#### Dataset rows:
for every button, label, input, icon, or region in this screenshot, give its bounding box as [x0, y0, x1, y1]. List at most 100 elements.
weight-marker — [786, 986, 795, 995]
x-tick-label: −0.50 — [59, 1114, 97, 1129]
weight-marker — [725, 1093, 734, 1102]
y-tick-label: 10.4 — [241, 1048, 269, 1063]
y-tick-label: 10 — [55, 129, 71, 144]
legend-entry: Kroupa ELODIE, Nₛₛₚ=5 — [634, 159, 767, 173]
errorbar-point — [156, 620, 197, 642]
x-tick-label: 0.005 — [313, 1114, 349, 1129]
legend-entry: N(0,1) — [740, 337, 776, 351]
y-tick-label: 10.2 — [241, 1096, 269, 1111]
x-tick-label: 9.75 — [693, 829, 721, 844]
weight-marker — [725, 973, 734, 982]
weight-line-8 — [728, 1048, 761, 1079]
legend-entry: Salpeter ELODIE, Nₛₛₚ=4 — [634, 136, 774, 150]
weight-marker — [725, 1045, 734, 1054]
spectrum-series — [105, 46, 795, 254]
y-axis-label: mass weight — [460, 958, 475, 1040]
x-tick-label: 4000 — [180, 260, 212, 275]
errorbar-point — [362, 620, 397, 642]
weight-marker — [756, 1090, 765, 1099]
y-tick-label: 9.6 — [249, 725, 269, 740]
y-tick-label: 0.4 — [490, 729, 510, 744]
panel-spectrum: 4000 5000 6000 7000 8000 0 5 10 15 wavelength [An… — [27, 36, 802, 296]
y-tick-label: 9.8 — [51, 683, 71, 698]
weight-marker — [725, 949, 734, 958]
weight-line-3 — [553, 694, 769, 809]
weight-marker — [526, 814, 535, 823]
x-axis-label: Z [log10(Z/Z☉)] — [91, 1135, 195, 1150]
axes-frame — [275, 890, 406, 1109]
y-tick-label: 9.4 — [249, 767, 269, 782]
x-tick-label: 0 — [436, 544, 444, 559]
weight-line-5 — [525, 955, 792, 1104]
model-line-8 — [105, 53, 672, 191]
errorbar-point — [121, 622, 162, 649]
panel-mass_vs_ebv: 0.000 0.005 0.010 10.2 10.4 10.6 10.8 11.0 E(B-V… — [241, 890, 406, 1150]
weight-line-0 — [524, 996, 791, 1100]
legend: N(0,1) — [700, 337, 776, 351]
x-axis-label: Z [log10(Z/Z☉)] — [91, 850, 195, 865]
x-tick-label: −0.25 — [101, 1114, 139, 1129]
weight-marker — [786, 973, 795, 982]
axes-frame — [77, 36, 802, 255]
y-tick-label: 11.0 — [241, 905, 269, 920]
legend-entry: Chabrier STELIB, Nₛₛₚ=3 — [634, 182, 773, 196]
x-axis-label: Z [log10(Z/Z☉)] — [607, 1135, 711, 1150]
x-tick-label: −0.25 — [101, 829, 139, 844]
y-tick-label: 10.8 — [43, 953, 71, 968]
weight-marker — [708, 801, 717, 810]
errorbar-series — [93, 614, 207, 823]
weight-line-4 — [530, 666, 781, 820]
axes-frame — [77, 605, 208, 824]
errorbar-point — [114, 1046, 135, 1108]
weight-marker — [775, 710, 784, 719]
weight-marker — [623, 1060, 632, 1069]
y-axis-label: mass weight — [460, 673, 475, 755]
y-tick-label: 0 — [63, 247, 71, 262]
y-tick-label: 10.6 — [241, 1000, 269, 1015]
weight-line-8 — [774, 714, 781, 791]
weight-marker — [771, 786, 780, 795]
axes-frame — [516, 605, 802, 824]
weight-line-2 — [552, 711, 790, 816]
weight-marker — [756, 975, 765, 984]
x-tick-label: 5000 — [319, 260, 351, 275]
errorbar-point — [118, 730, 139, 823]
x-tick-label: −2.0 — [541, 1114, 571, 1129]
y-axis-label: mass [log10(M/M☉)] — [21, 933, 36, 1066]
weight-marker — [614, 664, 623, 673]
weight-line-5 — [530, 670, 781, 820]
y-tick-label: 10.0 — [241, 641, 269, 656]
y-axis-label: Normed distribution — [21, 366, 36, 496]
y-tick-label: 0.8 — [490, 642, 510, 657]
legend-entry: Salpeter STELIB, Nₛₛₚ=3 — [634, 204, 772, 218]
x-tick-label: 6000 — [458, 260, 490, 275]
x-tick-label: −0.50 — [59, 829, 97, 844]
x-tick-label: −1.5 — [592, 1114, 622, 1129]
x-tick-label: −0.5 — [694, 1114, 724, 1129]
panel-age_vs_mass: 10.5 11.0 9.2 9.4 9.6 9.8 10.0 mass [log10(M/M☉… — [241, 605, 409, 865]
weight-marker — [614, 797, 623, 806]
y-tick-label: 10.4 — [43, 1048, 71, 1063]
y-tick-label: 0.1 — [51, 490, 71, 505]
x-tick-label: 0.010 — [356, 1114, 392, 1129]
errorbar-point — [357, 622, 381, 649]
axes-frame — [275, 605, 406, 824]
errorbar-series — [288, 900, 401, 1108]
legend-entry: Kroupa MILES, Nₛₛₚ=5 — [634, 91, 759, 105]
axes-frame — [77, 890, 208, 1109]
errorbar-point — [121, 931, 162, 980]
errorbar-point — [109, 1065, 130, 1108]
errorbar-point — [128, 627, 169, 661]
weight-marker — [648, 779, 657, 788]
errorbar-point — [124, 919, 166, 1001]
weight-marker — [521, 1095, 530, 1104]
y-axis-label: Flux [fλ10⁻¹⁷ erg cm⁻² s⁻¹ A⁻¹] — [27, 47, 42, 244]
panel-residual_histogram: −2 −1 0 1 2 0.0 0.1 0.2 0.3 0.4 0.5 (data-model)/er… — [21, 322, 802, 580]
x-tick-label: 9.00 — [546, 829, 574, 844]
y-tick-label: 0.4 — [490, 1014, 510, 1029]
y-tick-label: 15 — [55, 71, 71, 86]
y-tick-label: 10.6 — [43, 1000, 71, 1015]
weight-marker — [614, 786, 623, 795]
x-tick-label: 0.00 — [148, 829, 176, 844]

#### EXERCISE:
Return every row above word for word, changing nothing.

#### EXERCISE RESPONSE:
for every button, label, input, icon, or region in this screenshot, give its bounding box as [x0, y0, x1, y1]. List at most 100 elements.
weight-marker — [786, 986, 795, 995]
x-tick-label: −0.50 — [59, 1114, 97, 1129]
weight-marker — [725, 1093, 734, 1102]
y-tick-label: 10.4 — [241, 1048, 269, 1063]
y-tick-label: 10 — [55, 129, 71, 144]
legend-entry: Kroupa ELODIE, Nₛₛₚ=5 — [634, 159, 767, 173]
errorbar-point — [156, 620, 197, 642]
x-tick-label: 0.005 — [313, 1114, 349, 1129]
legend-entry: N(0,1) — [740, 337, 776, 351]
y-tick-label: 10.2 — [241, 1096, 269, 1111]
x-tick-label: 9.75 — [693, 829, 721, 844]
weight-marker — [725, 973, 734, 982]
weight-line-8 — [728, 1048, 761, 1079]
legend-entry: Salpeter ELODIE, Nₛₛₚ=4 — [634, 136, 774, 150]
weight-marker — [725, 1045, 734, 1054]
spectrum-series — [105, 46, 795, 254]
y-axis-label: mass weight — [460, 958, 475, 1040]
x-tick-label: 4000 — [180, 260, 212, 275]
errorbar-point — [362, 620, 397, 642]
weight-marker — [756, 1090, 765, 1099]
y-tick-label: 9.6 — [249, 725, 269, 740]
y-tick-label: 0.4 — [490, 729, 510, 744]
panel-spectrum: 4000 5000 6000 7000 8000 0 5 10 15 wavelength [An… — [27, 36, 802, 296]
y-tick-label: 9.8 — [51, 683, 71, 698]
weight-marker — [725, 949, 734, 958]
weight-line-3 — [553, 694, 769, 809]
weight-marker — [526, 814, 535, 823]
x-axis-label: Z [log10(Z/Z☉)] — [91, 1135, 195, 1150]
axes-frame — [275, 890, 406, 1109]
y-tick-label: 9.4 — [249, 767, 269, 782]
x-tick-label: 0 — [436, 544, 444, 559]
weight-line-5 — [525, 955, 792, 1104]
model-line-8 — [105, 53, 672, 191]
errorbar-point — [121, 622, 162, 649]
panel-mass_vs_ebv: 0.000 0.005 0.010 10.2 10.4 10.6 10.8 11.0 E(B-V… — [241, 890, 406, 1150]
weight-line-0 — [524, 996, 791, 1100]
legend: N(0,1) — [700, 337, 776, 351]
x-axis-label: Z [log10(Z/Z☉)] — [91, 850, 195, 865]
x-tick-label: −0.25 — [101, 1114, 139, 1129]
weight-marker — [786, 973, 795, 982]
axes-frame — [77, 36, 802, 255]
y-tick-label: 11.0 — [241, 905, 269, 920]
legend-entry: Chabrier STELIB, Nₛₛₚ=3 — [634, 182, 773, 196]
x-axis-label: Z [log10(Z/Z☉)] — [607, 1135, 711, 1150]
x-tick-label: −0.25 — [101, 829, 139, 844]
y-tick-label: 10.8 — [43, 953, 71, 968]
weight-marker — [708, 801, 717, 810]
errorbar-series — [93, 614, 207, 823]
weight-line-4 — [530, 666, 781, 820]
axes-frame — [77, 605, 208, 824]
errorbar-point — [114, 1046, 135, 1108]
weight-marker — [775, 710, 784, 719]
weight-marker — [623, 1060, 632, 1069]
y-axis-label: mass weight — [460, 673, 475, 755]
y-tick-label: 0 — [63, 247, 71, 262]
y-tick-label: 10.6 — [241, 1000, 269, 1015]
weight-line-8 — [774, 714, 781, 791]
weight-marker — [771, 786, 780, 795]
axes-frame — [516, 605, 802, 824]
weight-line-2 — [552, 711, 790, 816]
weight-marker — [756, 975, 765, 984]
x-tick-label: 5000 — [319, 260, 351, 275]
errorbar-point — [118, 730, 139, 823]
x-tick-label: −2.0 — [541, 1114, 571, 1129]
y-axis-label: mass [log10(M/M☉)] — [21, 933, 36, 1066]
weight-marker — [614, 664, 623, 673]
weight-line-5 — [530, 670, 781, 820]
y-tick-label: 10.0 — [241, 641, 269, 656]
y-axis-label: Normed distribution — [21, 366, 36, 496]
y-tick-label: 0.8 — [490, 642, 510, 657]
legend-entry: Salpeter STELIB, Nₛₛₚ=3 — [634, 204, 772, 218]
x-tick-label: 6000 — [458, 260, 490, 275]
x-tick-label: −0.50 — [59, 829, 97, 844]
x-tick-label: −1.5 — [592, 1114, 622, 1129]
x-tick-label: −0.5 — [694, 1114, 724, 1129]
panel-age_vs_mass: 10.5 11.0 9.2 9.4 9.6 9.8 10.0 mass [log10(M/M☉… — [241, 605, 409, 865]
weight-marker — [614, 797, 623, 806]
y-tick-label: 10.4 — [43, 1048, 71, 1063]
y-tick-label: 0.1 — [51, 490, 71, 505]
x-tick-label: 0.010 — [356, 1114, 392, 1129]
errorbar-point — [357, 622, 381, 649]
axes-frame — [275, 605, 406, 824]
errorbar-series — [288, 900, 401, 1108]
legend-entry: Kroupa MILES, Nₛₛₚ=5 — [634, 91, 759, 105]
axes-frame — [77, 890, 208, 1109]
errorbar-point — [121, 931, 162, 980]
errorbar-point — [109, 1065, 130, 1108]
errorbar-point — [128, 627, 169, 661]
weight-marker — [648, 779, 657, 788]
errorbar-point — [124, 919, 166, 1001]
weight-marker — [521, 1095, 530, 1104]
y-axis-label: Flux [fλ10⁻¹⁷ erg cm⁻² s⁻¹ A⁻¹] — [27, 47, 42, 244]
panel-residual_histogram: −2 −1 0 1 2 0.0 0.1 0.2 0.3 0.4 0.5 (data-model)/er… — [21, 322, 802, 580]
x-tick-label: 9.00 — [546, 829, 574, 844]
y-tick-label: 0.4 — [490, 1014, 510, 1029]
y-tick-label: 15 — [55, 71, 71, 86]
y-tick-label: 10.6 — [43, 1000, 71, 1015]
weight-marker — [614, 786, 623, 795]
x-tick-label: 0.00 — [148, 829, 176, 844]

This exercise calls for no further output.